**What to do**
Each line of the material must be returned exactly.

**Records from a collection of figures**

★ ★ ★ ★

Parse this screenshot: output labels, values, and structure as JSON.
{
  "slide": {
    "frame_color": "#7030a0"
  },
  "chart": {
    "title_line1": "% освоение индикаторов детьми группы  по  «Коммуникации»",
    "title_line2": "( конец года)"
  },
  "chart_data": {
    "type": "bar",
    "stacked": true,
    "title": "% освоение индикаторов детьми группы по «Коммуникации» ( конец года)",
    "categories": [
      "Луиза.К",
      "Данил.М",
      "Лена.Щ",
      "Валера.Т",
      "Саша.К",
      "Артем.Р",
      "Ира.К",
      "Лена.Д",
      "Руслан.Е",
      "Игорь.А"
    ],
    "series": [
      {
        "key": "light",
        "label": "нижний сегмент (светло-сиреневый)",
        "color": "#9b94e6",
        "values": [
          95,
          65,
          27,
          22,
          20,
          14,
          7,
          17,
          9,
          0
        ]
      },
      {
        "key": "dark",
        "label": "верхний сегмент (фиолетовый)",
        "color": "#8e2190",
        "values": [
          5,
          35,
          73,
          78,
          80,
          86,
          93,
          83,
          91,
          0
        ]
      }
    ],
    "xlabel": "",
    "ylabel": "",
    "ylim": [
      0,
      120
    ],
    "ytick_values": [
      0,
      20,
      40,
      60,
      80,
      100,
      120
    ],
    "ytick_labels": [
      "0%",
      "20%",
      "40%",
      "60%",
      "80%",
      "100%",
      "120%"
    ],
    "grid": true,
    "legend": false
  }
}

★ ★ ★ ★

**Expected output**
Parse this screenshot: output labels, values, and structure as JSON.
{
  "slide": {
    "frame_color": "#7030a0"
  },
  "chart": {
    "title_line1": "% освоение индикаторов детьми группы  по  «Коммуникации»",
    "title_line2": "( конец года)"
  },
  "chart_data": {
    "type": "bar",
    "stacked": true,
    "title": "% освоение индикаторов детьми группы по «Коммуникации» ( конец года)",
    "categories": [
      "Луиза.К",
      "Данил.М",
      "Лена.Щ",
      "Валера.Т",
      "Саша.К",
      "Артем.Р",
      "Ира.К",
      "Лена.Д",
      "Руслан.Е",
      "Игорь.А"
    ],
    "series": [
      {
        "key": "light",
        "label": "нижний сегмент (светло-сиреневый)",
        "color": "#9b94e6",
        "values": [
          95,
          65,
          27,
          22,
          20,
          14,
          7,
          17,
          9,
          0
        ]
      },
      {
        "key": "dark",
        "label": "верхний сегмент (фиолетовый)",
        "color": "#8e2190",
        "values": [
          5,
          35,
          73,
          78,
          80,
          86,
          93,
          83,
          91,
          0
        ]
      }
    ],
    "xlabel": "",
    "ylabel": "",
    "ylim": [
      0,
      120
    ],
    "ytick_values": [
      0,
      20,
      40,
      60,
      80,
      100,
      120
    ],
    "ytick_labels": [
      "0%",
      "20%",
      "40%",
      "60%",
      "80%",
      "100%",
      "120%"
    ],
    "grid": true,
    "legend": false
  }
}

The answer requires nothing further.